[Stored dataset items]
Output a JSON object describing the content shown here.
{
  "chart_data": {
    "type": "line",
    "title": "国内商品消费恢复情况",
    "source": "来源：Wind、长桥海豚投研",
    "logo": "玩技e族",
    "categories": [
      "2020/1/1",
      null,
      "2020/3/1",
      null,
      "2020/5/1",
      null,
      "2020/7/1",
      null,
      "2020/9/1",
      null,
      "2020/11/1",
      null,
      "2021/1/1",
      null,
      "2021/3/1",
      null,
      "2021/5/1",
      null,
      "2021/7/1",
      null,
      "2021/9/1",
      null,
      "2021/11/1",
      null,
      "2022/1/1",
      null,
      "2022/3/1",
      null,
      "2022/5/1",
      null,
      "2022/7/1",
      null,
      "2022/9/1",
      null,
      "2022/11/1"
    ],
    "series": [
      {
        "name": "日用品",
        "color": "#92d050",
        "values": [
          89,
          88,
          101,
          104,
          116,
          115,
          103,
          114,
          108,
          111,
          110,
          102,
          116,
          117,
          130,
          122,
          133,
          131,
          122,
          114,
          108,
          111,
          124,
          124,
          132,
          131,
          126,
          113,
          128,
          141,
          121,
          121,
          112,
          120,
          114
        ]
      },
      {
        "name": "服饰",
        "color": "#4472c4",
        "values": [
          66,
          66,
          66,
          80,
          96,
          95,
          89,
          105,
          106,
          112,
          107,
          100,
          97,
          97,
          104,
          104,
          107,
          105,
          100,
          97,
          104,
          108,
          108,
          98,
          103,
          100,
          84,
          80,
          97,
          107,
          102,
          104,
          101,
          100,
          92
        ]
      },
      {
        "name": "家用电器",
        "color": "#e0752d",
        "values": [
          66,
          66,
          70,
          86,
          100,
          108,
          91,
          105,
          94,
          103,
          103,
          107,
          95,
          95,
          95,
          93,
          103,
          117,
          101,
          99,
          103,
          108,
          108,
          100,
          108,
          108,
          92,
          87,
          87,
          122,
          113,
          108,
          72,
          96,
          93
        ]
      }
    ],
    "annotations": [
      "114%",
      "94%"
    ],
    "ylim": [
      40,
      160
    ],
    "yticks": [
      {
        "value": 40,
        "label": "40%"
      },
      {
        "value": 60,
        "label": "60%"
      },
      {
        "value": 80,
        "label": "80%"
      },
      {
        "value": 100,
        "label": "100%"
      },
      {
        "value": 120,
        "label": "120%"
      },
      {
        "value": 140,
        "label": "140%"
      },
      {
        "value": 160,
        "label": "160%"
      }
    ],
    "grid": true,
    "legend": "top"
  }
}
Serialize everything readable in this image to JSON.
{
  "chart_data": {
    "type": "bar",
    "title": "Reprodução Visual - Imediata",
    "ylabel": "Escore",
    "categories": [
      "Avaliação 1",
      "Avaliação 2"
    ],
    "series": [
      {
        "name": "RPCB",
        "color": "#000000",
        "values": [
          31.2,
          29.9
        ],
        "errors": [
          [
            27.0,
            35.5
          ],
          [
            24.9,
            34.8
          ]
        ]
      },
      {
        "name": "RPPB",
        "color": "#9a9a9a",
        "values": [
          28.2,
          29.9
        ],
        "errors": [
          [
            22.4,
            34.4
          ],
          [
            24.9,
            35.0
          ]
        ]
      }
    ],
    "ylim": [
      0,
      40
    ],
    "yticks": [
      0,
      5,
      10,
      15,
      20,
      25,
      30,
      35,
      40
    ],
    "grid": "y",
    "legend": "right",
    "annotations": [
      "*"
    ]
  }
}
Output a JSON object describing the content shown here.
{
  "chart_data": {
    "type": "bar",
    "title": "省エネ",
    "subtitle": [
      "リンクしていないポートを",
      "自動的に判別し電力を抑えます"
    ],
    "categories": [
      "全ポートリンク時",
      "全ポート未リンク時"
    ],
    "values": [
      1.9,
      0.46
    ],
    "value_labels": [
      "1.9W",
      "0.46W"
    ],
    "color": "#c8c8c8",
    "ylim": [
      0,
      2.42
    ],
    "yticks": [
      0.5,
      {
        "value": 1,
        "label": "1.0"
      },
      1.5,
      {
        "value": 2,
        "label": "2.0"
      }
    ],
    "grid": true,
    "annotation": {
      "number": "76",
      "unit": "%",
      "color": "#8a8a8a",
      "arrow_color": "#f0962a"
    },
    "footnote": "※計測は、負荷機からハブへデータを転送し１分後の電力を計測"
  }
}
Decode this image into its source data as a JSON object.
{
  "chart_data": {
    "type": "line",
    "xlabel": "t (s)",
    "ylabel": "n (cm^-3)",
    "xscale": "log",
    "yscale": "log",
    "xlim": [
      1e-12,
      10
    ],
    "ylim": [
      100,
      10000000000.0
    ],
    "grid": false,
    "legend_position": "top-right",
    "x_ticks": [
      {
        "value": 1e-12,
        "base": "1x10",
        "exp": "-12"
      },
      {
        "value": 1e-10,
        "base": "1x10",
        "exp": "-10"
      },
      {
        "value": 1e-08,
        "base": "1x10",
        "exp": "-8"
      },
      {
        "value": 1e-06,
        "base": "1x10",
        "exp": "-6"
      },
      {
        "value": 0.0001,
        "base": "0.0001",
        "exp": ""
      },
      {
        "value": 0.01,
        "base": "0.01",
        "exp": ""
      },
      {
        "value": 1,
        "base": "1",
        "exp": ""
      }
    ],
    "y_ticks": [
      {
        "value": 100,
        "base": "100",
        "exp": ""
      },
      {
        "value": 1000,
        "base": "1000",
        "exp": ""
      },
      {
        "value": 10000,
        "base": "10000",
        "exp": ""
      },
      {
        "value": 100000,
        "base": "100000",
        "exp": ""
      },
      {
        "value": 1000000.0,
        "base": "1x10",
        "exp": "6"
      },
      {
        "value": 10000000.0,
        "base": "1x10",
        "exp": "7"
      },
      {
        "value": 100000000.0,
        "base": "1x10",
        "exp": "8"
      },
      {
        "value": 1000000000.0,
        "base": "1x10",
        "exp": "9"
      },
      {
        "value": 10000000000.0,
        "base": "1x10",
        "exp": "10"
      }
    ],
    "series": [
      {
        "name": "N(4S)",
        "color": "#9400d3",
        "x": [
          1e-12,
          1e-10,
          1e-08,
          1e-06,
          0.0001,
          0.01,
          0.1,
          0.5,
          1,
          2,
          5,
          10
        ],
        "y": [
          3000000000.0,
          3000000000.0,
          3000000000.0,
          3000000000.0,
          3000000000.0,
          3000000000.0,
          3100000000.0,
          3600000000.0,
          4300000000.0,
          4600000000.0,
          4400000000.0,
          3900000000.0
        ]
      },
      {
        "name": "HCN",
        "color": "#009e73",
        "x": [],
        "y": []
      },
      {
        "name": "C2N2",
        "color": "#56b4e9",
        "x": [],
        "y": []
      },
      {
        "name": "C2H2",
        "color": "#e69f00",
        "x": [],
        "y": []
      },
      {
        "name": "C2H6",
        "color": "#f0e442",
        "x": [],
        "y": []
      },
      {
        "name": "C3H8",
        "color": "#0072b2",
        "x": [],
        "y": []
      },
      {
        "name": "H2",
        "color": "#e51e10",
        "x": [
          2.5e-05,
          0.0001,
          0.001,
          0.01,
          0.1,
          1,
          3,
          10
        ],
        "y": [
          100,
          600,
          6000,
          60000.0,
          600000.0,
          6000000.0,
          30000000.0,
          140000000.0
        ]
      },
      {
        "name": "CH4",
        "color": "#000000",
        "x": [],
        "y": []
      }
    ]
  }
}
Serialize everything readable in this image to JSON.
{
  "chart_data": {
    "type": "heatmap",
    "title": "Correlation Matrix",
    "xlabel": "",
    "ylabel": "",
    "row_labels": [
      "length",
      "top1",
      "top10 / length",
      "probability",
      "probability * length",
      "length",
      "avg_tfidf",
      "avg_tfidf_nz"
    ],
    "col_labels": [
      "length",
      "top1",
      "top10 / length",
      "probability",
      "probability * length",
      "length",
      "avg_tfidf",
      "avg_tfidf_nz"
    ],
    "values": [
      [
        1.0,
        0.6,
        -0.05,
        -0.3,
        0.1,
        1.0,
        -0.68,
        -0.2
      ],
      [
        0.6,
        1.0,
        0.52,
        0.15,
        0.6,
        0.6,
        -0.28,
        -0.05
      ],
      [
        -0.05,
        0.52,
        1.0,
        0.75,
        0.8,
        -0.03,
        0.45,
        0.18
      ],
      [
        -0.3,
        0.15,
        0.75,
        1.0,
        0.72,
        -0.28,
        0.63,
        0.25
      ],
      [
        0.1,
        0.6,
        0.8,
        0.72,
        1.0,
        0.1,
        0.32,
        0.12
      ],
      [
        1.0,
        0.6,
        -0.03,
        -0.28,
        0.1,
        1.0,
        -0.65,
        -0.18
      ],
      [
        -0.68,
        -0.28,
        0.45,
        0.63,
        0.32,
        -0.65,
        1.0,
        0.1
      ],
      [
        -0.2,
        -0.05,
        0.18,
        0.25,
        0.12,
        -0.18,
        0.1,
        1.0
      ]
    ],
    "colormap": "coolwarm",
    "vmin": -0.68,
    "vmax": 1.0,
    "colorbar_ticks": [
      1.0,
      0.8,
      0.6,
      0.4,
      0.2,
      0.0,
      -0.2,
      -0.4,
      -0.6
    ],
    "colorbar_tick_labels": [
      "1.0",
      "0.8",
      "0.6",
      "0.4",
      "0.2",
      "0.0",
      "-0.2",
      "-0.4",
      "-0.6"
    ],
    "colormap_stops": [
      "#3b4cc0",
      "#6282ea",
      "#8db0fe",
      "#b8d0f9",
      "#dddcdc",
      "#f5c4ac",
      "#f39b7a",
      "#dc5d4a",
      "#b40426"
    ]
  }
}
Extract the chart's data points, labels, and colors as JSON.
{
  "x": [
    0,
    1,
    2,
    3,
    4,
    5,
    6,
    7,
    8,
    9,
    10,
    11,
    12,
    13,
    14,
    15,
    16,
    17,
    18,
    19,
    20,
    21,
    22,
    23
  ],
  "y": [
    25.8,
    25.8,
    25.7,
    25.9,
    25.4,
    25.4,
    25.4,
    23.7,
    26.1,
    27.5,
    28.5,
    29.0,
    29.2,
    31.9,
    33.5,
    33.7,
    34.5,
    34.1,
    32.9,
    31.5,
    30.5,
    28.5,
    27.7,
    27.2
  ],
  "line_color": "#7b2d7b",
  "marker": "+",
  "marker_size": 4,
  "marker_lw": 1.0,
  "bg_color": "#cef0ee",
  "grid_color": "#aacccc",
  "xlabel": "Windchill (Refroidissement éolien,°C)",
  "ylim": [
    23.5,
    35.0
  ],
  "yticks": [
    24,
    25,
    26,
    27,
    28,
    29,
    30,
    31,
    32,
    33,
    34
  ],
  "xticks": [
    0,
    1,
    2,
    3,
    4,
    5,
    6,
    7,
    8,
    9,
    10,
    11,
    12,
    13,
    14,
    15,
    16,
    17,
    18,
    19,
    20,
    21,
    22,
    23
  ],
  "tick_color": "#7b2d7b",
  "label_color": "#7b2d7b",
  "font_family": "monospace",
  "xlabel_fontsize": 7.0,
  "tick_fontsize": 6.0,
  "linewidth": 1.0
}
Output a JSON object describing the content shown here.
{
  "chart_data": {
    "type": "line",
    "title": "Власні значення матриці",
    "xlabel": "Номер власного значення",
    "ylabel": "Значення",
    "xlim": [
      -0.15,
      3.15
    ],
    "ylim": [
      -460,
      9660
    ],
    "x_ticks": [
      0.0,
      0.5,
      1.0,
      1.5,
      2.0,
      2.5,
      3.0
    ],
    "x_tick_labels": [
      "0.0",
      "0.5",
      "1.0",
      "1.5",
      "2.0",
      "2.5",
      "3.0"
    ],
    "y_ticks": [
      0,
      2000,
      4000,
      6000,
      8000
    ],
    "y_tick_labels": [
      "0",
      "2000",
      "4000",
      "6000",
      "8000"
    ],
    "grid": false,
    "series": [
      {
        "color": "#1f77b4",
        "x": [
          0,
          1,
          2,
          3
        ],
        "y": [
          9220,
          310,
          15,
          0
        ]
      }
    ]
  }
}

_What you are asked to do_: Scan the listing above. Collect all lines with the word "right".

_Response_:
    "legend": "right",
    "legend_position": "top-right",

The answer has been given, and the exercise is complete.